>> BEGIN SUPPLIED RECORDS

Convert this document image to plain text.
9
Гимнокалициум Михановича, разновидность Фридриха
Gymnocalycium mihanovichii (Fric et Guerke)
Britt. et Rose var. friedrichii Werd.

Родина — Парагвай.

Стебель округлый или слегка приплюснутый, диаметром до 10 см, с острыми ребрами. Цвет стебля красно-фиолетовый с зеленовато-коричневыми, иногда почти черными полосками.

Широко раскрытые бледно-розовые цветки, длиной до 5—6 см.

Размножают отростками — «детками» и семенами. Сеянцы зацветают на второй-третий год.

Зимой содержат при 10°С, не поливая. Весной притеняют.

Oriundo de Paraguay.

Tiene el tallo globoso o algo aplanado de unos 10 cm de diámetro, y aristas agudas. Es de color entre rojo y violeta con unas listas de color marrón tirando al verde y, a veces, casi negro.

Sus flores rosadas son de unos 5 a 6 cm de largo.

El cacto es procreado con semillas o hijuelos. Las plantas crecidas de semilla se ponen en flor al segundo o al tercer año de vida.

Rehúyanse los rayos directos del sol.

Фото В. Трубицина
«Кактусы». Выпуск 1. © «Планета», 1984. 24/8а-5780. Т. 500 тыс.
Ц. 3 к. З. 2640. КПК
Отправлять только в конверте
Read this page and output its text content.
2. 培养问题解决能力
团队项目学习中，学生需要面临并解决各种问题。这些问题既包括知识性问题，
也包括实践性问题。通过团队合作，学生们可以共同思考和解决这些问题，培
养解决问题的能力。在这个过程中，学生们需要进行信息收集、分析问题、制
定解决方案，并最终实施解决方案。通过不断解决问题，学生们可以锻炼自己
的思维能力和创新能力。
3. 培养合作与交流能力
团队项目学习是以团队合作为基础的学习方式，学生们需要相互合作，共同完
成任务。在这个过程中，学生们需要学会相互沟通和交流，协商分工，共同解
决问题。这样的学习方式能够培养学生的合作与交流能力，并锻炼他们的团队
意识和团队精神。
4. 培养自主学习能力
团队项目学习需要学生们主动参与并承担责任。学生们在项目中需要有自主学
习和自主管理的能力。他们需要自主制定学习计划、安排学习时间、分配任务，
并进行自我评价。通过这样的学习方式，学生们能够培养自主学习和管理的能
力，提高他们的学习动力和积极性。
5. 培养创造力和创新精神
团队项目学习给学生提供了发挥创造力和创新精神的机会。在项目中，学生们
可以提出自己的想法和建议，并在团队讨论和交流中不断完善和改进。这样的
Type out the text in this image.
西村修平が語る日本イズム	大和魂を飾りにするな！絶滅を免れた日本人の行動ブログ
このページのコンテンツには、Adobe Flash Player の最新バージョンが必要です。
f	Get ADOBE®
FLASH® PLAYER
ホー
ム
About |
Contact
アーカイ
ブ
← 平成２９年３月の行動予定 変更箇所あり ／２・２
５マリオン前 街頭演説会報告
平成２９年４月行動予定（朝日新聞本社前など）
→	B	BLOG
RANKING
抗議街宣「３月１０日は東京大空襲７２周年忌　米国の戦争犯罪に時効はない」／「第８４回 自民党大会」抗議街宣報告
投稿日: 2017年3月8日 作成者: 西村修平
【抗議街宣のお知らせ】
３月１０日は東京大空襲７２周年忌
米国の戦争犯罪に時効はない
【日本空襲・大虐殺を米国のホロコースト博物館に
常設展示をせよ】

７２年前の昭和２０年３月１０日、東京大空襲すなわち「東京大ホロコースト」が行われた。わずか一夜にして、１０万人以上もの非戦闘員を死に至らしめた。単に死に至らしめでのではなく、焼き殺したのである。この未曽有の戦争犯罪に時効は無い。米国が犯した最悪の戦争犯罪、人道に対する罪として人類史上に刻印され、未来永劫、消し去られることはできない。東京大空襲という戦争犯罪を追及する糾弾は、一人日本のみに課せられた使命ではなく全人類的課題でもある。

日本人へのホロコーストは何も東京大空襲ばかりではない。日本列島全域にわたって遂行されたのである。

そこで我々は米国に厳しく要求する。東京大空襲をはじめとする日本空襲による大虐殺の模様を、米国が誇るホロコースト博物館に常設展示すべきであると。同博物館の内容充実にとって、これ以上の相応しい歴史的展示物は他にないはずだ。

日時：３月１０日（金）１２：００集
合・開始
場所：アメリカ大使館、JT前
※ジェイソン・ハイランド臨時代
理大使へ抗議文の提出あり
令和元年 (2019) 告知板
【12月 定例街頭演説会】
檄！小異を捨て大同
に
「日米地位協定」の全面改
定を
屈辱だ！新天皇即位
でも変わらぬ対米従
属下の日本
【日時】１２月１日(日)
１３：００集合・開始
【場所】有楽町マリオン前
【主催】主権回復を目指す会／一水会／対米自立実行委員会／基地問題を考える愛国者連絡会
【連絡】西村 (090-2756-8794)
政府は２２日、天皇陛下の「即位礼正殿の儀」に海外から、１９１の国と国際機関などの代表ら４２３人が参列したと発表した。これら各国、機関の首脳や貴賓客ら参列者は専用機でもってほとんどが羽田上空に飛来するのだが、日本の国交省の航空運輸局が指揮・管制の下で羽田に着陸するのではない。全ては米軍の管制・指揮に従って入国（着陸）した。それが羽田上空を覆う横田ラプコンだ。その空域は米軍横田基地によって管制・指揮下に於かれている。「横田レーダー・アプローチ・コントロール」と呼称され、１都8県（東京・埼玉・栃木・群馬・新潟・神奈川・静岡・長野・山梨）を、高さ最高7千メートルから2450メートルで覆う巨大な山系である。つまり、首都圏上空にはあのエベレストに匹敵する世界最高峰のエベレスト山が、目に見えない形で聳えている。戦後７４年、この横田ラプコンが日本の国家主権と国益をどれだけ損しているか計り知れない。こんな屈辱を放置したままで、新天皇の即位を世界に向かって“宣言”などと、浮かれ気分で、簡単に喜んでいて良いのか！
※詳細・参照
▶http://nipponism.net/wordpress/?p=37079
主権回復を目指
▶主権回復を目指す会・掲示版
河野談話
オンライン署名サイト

>> END SUPPLIED RECORDS

● **THE PROBLEM**:
Collect the complete line wherever the string "this" appears in the records.

● **THE SOLUTION**:
Convert this document image to plain text.
Read this page and output its text content.
Type out the text in this image.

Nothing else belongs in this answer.